▸ **Material for this task**:
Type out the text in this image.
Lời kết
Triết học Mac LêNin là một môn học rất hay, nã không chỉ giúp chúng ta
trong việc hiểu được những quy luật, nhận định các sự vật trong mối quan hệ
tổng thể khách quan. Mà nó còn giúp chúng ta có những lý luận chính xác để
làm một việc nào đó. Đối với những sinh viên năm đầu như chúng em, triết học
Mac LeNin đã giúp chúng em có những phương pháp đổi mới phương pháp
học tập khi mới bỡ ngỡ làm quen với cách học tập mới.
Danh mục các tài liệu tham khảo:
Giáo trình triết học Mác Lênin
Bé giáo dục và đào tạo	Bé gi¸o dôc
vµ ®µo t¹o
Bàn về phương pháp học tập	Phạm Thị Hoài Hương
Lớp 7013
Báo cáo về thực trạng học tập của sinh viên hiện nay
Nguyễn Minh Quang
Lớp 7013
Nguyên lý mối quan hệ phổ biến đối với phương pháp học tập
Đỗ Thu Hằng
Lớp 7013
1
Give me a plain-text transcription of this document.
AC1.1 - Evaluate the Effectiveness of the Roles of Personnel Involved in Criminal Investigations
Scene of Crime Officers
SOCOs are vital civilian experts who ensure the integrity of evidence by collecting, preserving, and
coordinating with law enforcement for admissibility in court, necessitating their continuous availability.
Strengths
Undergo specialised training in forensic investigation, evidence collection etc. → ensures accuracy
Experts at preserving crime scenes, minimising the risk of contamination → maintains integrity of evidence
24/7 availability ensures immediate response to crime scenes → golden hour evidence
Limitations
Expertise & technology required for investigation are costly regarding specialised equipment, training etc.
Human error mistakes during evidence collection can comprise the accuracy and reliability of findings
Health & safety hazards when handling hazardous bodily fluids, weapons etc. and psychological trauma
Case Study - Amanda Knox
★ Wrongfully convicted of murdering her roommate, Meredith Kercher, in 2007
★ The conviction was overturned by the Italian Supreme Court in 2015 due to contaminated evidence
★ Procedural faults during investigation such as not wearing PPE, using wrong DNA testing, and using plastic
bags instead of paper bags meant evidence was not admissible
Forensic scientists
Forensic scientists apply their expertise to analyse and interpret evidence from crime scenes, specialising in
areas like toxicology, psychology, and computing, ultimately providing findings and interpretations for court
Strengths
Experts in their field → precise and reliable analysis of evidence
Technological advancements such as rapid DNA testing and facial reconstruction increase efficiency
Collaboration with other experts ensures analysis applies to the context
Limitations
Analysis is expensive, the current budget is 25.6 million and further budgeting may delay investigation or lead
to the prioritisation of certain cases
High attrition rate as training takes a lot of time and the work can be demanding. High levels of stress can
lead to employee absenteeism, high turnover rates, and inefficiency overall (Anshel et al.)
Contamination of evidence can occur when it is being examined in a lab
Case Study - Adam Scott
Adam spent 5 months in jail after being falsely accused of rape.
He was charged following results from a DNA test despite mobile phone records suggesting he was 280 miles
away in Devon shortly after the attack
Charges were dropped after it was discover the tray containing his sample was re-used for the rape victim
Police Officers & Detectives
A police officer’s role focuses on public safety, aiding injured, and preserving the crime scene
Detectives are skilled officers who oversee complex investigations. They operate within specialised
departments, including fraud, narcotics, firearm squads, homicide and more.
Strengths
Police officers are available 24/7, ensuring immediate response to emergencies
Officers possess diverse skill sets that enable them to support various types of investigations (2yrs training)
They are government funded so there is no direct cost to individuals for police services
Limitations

▸ **Description of the task**:
Of all the lines above, how many contain the word "their"? Give the number and nothing else.

▸ **Correct response**:
3